> [ACTION ITEM]:
Answer these questions from the article about Apple and Steve Jobs.
(a) Who filled in for Jobs at the Macworld Expo, and what was his title?
(b) In what month and year did Jobs have surgery for pancreatic cancer?
(c) Which four CEOs does the article name as comparable to Jobs?

> [PAGE TEXT]:
▬▬▬▬▬▬▬▬▬▬

Can Apple Survive Without Jobs?

Rumors about the health of its indispensable CEO cast a shadow over the company's future

  • Jeff Chiu / AP

    Apple CEO Steve Jobs

    The top marketing guy at Apple drew the unenviable job of filling in for CEO Steve Jobs at the annual Macworld Expo on Jan. 6. That would be hard enough under normal circumstances. Jobs is Apple, after all, its co-founder, Great Helmsman and Divine Light.

    But these were not normal circumstances. And Philip W. Schiller, Apple's senior vice president of worldwide product marketing, is no Steven P. Jobs.

    Where, oh where, is Jobs? Recuperating, we're told, from a hormonal imbalance that may or may not be related to the pancreatic cancer he fought off with surgery in July 2004. It's O.K., Jobs says, vowing to fight this thing, whatever it is, while continuing to run Apple as its CEO.

    Which is terrific, because, well, who can replace this guy? You've got to wonder whether Jobs is a creature loftier, more meaningful than just another corporate big cheese. CEOs come and go, after all, and some of them are every bit as megalomaniacally brilliant--think of Henry Ford, Thomas Watson, Sam Walton, even Bill Gates. Each of them set up a business that, massive and complex as it was, could be replicated and run by others.

▬▬▬▬▬▬▬▬▬▬

> [DATA SECTION]:
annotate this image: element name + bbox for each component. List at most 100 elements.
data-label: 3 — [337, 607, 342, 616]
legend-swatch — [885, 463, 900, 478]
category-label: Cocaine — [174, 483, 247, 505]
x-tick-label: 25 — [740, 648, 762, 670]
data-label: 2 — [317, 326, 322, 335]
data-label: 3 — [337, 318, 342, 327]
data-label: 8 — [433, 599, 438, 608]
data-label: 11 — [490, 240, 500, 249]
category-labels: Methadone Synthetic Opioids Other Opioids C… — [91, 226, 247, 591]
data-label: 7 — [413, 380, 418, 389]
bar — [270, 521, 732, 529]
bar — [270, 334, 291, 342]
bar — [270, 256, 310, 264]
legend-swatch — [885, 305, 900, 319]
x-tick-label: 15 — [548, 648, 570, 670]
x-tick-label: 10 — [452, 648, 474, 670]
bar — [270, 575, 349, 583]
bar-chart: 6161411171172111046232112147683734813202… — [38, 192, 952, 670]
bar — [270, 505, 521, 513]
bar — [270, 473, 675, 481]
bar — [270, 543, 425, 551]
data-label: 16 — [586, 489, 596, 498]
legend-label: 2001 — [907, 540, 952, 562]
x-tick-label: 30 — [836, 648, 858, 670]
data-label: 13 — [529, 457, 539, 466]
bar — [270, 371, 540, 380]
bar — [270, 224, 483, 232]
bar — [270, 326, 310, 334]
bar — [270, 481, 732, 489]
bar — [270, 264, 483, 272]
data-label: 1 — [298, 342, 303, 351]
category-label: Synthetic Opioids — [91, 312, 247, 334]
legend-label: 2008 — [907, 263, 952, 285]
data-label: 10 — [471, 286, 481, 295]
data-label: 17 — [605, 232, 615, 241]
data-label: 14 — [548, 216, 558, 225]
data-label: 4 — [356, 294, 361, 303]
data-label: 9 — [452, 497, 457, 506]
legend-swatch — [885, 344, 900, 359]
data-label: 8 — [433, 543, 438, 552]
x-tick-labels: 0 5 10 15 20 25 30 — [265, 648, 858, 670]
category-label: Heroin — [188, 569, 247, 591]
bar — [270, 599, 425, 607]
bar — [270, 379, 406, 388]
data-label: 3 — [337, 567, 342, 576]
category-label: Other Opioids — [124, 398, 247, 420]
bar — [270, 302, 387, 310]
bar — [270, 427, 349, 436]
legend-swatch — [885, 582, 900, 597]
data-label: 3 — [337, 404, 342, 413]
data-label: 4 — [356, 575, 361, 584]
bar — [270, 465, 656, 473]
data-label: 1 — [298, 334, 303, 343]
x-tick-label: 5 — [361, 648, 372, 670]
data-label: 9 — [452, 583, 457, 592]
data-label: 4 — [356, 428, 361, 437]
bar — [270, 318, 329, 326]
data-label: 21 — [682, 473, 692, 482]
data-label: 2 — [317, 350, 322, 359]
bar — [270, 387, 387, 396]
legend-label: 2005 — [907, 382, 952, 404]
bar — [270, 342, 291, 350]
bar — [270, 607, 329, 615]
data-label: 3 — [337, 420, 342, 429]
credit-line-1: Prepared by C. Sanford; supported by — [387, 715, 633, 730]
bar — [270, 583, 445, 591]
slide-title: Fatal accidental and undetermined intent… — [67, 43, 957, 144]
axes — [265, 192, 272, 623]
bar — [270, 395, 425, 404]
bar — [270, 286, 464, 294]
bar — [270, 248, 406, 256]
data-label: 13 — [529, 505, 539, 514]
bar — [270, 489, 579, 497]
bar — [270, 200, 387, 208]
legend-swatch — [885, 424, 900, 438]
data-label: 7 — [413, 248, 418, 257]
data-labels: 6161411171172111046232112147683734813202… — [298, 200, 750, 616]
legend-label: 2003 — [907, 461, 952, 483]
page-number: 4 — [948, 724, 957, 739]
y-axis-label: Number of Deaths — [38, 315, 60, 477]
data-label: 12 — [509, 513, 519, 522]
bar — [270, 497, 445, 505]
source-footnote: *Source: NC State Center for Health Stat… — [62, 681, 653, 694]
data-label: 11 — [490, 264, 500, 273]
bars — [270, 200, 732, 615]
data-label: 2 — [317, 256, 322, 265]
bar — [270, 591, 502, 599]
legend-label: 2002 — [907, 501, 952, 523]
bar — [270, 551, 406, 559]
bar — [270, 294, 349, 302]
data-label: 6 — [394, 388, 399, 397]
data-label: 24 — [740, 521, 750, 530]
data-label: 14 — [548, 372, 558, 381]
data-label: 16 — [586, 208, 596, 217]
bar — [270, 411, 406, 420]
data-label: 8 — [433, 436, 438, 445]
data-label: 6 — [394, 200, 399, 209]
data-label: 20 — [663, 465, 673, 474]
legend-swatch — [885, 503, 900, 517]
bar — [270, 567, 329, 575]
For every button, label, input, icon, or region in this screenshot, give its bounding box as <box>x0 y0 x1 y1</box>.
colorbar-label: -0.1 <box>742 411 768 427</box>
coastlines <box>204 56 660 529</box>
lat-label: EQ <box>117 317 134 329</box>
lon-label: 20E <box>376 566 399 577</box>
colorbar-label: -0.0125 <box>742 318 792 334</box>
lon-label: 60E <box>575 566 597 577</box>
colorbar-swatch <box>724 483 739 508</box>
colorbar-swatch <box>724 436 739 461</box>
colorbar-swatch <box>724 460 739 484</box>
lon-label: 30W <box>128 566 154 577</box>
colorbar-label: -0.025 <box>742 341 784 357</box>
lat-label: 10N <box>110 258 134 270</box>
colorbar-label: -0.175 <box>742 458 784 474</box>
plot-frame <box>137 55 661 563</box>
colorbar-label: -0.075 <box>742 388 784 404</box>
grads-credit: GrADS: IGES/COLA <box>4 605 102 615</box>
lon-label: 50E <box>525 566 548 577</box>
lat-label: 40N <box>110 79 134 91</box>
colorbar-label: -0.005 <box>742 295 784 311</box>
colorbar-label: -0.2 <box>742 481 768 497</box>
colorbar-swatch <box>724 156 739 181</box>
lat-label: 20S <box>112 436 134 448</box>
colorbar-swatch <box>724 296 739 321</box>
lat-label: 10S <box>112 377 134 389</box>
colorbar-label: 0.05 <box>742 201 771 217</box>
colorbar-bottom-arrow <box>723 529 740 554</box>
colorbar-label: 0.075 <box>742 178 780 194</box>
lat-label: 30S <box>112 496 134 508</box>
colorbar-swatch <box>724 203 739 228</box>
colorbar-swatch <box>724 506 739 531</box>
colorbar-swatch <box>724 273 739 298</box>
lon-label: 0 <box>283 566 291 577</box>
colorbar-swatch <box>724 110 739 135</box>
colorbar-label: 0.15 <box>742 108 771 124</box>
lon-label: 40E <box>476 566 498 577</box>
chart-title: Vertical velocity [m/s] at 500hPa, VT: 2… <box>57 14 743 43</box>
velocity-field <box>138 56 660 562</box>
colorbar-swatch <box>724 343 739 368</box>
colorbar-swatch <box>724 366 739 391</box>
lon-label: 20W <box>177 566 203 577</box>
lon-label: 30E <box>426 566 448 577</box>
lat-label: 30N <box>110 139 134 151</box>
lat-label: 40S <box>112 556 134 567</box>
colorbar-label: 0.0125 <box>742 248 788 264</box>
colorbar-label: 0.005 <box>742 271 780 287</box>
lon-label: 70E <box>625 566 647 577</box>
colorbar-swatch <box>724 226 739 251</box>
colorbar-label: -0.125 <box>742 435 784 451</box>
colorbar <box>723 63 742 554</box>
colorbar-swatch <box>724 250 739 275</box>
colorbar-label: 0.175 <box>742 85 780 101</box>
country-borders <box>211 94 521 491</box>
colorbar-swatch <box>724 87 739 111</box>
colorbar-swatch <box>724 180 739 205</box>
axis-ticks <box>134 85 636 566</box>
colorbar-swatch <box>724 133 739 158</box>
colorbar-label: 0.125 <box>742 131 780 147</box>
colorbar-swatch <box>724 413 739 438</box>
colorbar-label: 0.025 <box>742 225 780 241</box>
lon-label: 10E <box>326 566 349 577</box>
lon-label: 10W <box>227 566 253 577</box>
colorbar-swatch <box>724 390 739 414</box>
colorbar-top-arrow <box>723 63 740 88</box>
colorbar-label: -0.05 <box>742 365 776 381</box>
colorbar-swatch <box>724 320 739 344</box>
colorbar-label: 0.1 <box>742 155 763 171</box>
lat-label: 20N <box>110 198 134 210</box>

▬▬▬▬▬▬▬▬▬▬

> [ANSWER TO THIS EXERCISE]:
(a) Philip W. Schiller, Apple's senior vice president of worldwide product marketing.
(b) July 2004.
(c) Henry Ford, Thomas Watson, Sam Walton and Bill Gates.